Study text>
#####

Ricardo Confessori (born January 25, 1969) is a Brazilian drummer and a former member of the Brazilian power metal band Angra.

After leaving the Brazilian thrash metal band Korzus, Confessori was invited for assume the post of drummer of Angra, after the recording of the album Angels Cry.

In 2000, Confessori left Angra with singer Andre Matos and bassist Luis Mariutti to form the band Shaman together with guitarist Hugo Mariutti. Shaman released three albums with this line-up: Ritual (2002); RituAlive (live album, released in CD and DVD in 2003); and Reason, in 2005. After the second album, Confessori and Matos had some creative differences. Confessori owned the Shaman name resulting in the other members leaving the band. In 2009, Confessori returned to Angra, replacing the drummer Aquiles Priester. In 2014 it was announced that he had once again left the band.

#####

Saved data entries
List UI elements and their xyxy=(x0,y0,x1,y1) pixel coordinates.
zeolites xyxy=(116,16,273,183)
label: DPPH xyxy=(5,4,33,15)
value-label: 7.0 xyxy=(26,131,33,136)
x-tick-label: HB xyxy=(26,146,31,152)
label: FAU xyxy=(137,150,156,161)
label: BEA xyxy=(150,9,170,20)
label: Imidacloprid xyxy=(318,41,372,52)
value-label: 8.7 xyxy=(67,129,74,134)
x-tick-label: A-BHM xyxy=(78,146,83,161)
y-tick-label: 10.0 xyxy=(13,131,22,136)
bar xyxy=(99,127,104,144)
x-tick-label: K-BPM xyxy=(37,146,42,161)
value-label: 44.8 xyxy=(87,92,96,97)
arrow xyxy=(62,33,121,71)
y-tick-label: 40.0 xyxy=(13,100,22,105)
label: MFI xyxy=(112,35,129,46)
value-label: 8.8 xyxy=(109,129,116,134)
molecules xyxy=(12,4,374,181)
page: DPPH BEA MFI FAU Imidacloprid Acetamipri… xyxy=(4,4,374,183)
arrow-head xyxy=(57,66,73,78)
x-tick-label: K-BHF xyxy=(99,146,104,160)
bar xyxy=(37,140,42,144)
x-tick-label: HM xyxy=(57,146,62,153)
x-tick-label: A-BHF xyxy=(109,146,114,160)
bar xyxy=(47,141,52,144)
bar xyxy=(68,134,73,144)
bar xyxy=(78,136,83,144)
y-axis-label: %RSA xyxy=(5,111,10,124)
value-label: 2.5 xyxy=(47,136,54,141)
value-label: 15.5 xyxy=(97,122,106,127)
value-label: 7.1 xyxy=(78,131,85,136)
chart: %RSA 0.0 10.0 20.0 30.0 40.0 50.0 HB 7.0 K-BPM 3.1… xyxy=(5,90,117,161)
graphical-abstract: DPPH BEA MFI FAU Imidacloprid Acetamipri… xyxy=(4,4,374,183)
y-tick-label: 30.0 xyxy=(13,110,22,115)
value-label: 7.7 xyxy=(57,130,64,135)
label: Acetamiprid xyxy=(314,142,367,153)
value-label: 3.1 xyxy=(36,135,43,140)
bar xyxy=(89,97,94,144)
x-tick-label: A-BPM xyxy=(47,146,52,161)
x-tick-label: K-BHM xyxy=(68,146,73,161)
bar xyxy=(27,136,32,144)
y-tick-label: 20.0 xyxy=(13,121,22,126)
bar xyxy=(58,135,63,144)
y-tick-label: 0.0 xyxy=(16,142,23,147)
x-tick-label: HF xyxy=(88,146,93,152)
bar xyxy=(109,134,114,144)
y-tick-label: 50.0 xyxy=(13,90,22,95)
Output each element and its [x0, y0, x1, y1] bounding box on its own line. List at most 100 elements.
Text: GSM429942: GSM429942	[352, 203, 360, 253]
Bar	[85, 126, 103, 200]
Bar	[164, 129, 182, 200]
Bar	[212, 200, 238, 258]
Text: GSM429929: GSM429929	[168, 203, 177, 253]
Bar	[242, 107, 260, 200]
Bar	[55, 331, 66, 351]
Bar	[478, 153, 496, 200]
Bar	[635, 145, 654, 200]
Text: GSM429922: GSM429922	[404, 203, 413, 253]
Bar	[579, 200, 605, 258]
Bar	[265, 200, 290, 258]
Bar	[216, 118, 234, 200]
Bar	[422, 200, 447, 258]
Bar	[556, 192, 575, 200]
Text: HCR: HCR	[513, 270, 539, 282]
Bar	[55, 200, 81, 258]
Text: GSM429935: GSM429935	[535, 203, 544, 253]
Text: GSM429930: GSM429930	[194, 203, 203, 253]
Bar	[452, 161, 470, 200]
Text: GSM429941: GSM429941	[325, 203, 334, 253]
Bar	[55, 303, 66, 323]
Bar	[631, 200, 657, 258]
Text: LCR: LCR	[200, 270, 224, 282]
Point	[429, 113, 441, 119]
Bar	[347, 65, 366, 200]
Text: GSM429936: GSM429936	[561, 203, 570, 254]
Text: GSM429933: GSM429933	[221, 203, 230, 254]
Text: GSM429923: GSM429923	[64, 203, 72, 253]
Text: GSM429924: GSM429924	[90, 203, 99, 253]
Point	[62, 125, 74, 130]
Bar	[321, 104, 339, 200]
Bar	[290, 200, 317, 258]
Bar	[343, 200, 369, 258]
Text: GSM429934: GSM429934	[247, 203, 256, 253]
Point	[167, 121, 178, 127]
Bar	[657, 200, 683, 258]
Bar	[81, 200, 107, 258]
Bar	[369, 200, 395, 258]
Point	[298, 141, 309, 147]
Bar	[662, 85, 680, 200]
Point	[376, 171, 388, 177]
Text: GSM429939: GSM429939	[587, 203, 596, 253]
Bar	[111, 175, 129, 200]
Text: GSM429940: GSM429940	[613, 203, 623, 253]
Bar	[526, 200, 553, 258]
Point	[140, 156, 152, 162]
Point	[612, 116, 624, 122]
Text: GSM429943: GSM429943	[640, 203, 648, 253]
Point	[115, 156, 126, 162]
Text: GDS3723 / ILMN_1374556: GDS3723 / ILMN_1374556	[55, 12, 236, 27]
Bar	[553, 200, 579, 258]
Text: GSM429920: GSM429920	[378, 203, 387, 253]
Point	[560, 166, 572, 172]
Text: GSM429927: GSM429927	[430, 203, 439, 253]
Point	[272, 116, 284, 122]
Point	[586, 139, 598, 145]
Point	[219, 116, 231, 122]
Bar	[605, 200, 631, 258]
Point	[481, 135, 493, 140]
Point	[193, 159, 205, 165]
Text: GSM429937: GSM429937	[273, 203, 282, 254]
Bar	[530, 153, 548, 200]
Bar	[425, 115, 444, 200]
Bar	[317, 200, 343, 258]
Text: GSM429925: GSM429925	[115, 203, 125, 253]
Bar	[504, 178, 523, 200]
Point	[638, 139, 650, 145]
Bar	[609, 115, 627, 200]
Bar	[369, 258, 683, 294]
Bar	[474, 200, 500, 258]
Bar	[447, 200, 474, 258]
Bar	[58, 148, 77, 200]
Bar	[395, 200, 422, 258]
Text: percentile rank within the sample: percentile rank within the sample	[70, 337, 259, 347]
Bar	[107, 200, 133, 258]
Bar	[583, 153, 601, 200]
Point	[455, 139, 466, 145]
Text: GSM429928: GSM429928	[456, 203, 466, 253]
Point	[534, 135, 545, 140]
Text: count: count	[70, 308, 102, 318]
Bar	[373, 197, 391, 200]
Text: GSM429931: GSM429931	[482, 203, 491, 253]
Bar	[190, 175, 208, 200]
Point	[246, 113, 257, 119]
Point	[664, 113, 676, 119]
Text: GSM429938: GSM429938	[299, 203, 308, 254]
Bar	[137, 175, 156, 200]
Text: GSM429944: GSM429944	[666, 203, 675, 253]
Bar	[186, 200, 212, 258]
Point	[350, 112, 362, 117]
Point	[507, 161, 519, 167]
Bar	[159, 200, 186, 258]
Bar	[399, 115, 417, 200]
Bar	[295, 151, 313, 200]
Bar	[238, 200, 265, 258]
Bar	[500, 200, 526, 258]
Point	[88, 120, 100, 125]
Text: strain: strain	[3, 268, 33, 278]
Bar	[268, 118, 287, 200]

#####

Carry on the biographical passage about the drummer Ricardo Confessori from the point at which it stops.

In 2016, he was announced as the new drummer for folk metal band Tierramystica. He also served as a guest/live musician for parodic heavy metal band Massacration, under the pseudonym "El Perro Loco", from 2016 to 2022.

Ricardo Confessori endorses: RMV drums and drumheads, Drum Shop USA snares, Zildjian cymbals and Vic Firth drumsticks.

Discography
Angra
 Holy Land (1996)
 Fireworks (1998)
 Aqua (2010)

Shaman
 Ritual (2002)
 RituAlive (2003)
 Reason (2005)
 Immortal (2007)
 Origins (2010)
 Rescue (2022)

Massacration
 Live Metal Espancation (2017)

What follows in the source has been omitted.